EXERCISE OBJECTIVE: Take each line containing "unused" and report it exactly as written.

— Begin STORED ROWS —

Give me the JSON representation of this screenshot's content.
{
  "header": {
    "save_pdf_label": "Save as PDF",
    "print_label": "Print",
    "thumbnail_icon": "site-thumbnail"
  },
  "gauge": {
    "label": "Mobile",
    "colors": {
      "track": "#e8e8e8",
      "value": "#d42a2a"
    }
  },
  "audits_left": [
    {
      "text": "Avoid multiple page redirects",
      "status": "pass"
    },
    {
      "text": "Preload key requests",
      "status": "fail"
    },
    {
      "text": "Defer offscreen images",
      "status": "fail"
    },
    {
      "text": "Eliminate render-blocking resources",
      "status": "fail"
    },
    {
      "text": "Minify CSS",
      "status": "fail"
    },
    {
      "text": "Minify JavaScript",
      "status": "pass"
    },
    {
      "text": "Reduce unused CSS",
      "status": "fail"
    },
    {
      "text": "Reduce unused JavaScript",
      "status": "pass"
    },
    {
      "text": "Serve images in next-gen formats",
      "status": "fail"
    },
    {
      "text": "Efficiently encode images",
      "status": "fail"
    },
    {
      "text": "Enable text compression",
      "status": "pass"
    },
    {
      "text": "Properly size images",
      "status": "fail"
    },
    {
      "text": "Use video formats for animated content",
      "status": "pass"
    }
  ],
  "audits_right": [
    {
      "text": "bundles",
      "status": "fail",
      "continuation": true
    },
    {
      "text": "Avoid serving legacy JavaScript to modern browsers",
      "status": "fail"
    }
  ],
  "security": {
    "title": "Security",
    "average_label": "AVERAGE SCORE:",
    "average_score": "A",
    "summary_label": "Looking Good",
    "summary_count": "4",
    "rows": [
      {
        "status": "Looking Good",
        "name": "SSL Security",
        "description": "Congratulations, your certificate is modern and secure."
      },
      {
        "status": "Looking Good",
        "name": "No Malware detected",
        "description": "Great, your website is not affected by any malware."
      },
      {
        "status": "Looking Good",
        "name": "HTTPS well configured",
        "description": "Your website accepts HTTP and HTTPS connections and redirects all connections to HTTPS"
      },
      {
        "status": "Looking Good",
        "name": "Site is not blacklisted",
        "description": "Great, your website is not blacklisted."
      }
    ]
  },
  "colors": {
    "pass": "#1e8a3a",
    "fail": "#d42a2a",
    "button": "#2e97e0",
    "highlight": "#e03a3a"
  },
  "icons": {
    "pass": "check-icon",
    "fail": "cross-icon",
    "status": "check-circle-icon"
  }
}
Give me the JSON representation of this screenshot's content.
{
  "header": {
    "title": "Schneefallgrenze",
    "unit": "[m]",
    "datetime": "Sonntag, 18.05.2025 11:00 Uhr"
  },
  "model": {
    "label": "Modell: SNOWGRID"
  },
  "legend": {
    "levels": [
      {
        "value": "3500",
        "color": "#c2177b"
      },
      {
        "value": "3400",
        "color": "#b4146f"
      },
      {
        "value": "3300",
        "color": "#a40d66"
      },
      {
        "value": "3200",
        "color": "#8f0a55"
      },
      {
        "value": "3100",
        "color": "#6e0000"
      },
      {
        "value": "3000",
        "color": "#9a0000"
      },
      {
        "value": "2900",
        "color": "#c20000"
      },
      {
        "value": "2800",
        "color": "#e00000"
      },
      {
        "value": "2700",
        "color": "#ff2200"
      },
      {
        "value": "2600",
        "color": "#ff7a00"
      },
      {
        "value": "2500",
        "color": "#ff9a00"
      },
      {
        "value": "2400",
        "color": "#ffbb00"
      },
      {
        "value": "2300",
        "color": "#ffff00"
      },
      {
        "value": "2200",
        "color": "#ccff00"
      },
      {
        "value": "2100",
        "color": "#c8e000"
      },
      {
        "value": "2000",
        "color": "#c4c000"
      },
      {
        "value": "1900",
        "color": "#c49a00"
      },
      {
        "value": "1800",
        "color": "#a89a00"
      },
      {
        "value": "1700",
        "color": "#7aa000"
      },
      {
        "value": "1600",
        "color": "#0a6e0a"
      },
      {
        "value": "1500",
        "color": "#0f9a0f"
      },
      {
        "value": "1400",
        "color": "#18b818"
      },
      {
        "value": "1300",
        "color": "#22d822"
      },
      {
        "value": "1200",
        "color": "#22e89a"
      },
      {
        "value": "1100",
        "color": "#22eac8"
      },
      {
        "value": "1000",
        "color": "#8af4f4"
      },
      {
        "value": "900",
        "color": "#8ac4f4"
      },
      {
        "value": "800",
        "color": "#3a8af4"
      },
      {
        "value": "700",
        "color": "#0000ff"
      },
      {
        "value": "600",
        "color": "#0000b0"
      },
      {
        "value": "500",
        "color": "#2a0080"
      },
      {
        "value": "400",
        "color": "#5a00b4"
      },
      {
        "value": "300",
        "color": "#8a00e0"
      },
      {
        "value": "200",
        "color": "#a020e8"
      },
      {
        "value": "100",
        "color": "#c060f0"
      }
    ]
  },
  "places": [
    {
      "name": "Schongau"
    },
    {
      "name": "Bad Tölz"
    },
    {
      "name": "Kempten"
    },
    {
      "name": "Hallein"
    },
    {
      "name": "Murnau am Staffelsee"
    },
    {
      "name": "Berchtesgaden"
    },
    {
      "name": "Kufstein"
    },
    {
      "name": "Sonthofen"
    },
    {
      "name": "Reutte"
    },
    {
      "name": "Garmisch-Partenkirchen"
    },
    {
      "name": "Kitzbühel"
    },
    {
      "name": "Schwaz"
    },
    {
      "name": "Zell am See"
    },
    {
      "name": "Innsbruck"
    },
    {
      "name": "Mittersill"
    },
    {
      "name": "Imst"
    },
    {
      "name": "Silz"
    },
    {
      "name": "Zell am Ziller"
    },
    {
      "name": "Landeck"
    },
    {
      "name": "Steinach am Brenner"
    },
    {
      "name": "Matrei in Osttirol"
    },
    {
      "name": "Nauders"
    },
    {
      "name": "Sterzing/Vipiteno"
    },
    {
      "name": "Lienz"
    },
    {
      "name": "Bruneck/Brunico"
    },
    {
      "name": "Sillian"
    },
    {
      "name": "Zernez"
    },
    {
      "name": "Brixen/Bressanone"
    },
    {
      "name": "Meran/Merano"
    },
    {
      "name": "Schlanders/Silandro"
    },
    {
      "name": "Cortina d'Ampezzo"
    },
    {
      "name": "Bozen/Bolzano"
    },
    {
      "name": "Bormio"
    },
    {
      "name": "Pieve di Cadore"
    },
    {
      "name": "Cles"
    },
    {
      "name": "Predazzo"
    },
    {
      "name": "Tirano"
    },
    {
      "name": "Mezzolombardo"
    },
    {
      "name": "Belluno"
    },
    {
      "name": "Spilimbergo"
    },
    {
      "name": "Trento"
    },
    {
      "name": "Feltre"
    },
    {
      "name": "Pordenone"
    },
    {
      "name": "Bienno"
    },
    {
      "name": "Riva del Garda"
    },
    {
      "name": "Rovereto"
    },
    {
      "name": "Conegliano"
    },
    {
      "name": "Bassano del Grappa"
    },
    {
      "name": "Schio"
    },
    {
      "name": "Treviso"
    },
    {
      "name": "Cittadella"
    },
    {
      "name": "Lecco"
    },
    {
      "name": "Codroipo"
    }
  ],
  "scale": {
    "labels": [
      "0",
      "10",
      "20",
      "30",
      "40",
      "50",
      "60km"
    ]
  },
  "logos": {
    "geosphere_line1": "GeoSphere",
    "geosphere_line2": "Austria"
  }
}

— End STORED ROWS —

TASK SOLUTION:
      "text": "Reduce unused CSS",
      "text": "Reduce unused JavaScript",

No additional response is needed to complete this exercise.